• [BRIEF]: Retype exactly the lines that run from the line with "Output the text content of this document." to the final line of the entries, keeping both ends and nothing else.

• [SUPPLIED INFORMATION]:

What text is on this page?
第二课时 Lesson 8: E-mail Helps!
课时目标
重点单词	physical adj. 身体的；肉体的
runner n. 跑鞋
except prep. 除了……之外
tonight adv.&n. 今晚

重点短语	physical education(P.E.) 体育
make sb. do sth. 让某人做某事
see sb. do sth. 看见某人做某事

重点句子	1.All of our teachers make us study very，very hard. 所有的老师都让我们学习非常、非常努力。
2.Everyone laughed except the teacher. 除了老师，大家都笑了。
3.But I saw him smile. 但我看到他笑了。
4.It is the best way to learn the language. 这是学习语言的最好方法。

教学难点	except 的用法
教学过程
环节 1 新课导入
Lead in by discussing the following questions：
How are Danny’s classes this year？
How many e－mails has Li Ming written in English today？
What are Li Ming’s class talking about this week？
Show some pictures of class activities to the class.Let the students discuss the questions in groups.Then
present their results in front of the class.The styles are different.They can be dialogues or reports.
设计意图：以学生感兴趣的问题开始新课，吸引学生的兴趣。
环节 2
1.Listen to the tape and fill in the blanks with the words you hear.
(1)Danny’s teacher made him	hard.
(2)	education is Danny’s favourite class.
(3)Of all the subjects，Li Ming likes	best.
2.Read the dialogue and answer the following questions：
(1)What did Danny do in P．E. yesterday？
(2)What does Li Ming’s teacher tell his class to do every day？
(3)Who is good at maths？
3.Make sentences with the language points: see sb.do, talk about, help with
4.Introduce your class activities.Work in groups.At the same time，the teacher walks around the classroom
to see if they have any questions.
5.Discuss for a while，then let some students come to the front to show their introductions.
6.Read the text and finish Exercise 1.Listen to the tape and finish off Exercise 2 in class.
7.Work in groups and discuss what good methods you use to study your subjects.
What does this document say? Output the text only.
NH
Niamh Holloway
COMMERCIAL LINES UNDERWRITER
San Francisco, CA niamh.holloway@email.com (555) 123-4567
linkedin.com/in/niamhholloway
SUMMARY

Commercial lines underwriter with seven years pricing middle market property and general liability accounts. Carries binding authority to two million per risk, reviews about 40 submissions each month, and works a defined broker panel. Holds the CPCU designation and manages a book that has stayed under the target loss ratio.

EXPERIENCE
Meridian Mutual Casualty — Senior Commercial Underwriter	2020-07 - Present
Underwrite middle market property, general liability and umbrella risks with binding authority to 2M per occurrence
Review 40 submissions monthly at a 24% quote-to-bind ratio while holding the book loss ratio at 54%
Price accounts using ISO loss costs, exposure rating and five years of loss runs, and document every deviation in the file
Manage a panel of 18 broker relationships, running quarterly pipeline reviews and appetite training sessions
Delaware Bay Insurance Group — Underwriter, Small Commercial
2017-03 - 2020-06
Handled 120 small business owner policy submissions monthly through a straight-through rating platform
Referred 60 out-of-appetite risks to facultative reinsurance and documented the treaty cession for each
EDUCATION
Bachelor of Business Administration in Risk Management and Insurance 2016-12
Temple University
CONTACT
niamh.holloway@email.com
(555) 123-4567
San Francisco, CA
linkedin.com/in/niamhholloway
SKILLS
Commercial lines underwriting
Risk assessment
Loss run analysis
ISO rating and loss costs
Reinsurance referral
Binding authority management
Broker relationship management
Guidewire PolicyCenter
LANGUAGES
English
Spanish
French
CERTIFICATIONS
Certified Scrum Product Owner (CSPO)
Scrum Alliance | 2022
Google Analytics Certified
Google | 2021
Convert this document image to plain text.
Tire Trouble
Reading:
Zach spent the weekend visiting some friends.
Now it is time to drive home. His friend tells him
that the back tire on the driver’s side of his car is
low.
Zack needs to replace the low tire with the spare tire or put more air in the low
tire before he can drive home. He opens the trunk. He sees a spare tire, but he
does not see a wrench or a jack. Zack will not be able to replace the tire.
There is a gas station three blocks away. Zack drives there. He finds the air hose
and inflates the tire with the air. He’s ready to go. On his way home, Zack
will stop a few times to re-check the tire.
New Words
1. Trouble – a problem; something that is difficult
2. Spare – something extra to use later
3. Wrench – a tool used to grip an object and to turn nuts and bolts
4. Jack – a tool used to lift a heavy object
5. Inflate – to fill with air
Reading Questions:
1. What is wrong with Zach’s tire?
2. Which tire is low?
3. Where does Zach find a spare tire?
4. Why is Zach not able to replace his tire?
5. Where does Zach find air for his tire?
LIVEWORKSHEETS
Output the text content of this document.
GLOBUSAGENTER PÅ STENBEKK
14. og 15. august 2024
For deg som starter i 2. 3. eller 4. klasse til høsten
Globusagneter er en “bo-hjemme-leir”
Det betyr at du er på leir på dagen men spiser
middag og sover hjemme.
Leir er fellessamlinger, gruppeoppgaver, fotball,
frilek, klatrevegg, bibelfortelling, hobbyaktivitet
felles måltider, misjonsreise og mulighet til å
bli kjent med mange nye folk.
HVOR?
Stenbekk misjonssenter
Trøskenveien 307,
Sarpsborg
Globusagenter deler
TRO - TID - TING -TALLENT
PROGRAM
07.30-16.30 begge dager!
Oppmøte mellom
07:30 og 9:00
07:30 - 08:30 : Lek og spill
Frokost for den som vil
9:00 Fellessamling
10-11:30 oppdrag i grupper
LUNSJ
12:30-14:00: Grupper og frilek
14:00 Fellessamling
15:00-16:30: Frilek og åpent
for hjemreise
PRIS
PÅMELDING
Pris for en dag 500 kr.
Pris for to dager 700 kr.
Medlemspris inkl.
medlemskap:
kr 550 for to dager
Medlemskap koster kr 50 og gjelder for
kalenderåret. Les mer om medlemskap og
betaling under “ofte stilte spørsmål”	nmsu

• [SOLUTION TO THE PROBLEM]:
Output the text content of this document.
GLOBUSAGENTER PÅ STENBEKK
14. og 15. august 2024
For deg som starter i 2. 3. eller 4. klasse til høsten
Globusagneter er en “bo-hjemme-leir”
Det betyr at du er på leir på dagen men spiser
middag og sover hjemme.
Leir er fellessamlinger, gruppeoppgaver, fotball,
frilek, klatrevegg, bibelfortelling, hobbyaktivitet
felles måltider, misjonsreise og mulighet til å
bli kjent med mange nye folk.
HVOR?
Stenbekk misjonssenter
Trøskenveien 307,
Sarpsborg
Globusagenter deler
TRO - TID - TING -TALLENT
PROGRAM
07.30-16.30 begge dager!
Oppmøte mellom
07:30 og 9:00
07:30 - 08:30 : Lek og spill
Frokost for den som vil
9:00 Fellessamling
10-11:30 oppdrag i grupper
LUNSJ
12:30-14:00: Grupper og frilek
14:00 Fellessamling
15:00-16:30: Frilek og åpent
for hjemreise
PRIS
PÅMELDING
Pris for en dag 500 kr.
Pris for to dager 700 kr.
Medlemspris inkl.
medlemskap:
kr 550 for to dager
Medlemskap koster kr 50 og gjelder for
kalenderåret. Les mer om medlemskap og
betaling under “ofte stilte spørsmål”	nmsu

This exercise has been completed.